Do this:
Repeat the whole listing exactly as written.

(Data records)
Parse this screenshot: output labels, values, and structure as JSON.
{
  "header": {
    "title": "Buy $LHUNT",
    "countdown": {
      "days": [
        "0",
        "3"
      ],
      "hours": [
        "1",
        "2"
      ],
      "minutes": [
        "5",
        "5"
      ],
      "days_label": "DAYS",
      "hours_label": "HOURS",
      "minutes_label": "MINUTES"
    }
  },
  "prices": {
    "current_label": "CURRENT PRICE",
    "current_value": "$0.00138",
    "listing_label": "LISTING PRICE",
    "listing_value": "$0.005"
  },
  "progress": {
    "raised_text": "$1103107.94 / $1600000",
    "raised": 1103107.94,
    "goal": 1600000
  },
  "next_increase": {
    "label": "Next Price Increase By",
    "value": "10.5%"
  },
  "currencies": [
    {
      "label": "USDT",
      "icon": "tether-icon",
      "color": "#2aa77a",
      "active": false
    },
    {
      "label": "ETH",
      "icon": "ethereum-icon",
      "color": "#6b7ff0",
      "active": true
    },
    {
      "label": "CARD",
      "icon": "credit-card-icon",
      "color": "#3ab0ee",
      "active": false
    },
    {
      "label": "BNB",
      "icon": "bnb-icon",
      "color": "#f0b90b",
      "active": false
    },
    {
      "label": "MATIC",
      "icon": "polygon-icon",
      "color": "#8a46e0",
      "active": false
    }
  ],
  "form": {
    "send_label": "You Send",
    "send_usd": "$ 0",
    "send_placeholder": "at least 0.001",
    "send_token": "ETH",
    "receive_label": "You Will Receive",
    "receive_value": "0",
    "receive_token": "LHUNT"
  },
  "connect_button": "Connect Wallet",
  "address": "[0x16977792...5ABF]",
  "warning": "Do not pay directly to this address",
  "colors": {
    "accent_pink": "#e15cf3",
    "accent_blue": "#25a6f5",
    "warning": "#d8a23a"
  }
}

Answer in full:
Parse this screenshot: output labels, values, and structure as JSON.
{
  "header": {
    "title": "Buy $LHUNT",
    "countdown": {
      "days": [
        "0",
        "3"
      ],
      "hours": [
        "1",
        "2"
      ],
      "minutes": [
        "5",
        "5"
      ],
      "days_label": "DAYS",
      "hours_label": "HOURS",
      "minutes_label": "MINUTES"
    }
  },
  "prices": {
    "current_label": "CURRENT PRICE",
    "current_value": "$0.00138",
    "listing_label": "LISTING PRICE",
    "listing_value": "$0.005"
  },
  "progress": {
    "raised_text": "$1103107.94 / $1600000",
    "raised": 1103107.94,
    "goal": 1600000
  },
  "next_increase": {
    "label": "Next Price Increase By",
    "value": "10.5%"
  },
  "currencies": [
    {
      "label": "USDT",
      "icon": "tether-icon",
      "color": "#2aa77a",
      "active": false
    },
    {
      "label": "ETH",
      "icon": "ethereum-icon",
      "color": "#6b7ff0",
      "active": true
    },
    {
      "label": "CARD",
      "icon": "credit-card-icon",
      "color": "#3ab0ee",
      "active": false
    },
    {
      "label": "BNB",
      "icon": "bnb-icon",
      "color": "#f0b90b",
      "active": false
    },
    {
      "label": "MATIC",
      "icon": "polygon-icon",
      "color": "#8a46e0",
      "active": false
    }
  ],
  "form": {
    "send_label": "You Send",
    "send_usd": "$ 0",
    "send_placeholder": "at least 0.001",
    "send_token": "ETH",
    "receive_label": "You Will Receive",
    "receive_value": "0",
    "receive_token": "LHUNT"
  },
  "connect_button": "Connect Wallet",
  "address": "[0x16977792...5ABF]",
  "warning": "Do not pay directly to this address",
  "colors": {
    "accent_pink": "#e15cf3",
    "accent_blue": "#25a6f5",
    "warning": "#d8a23a"
  }
}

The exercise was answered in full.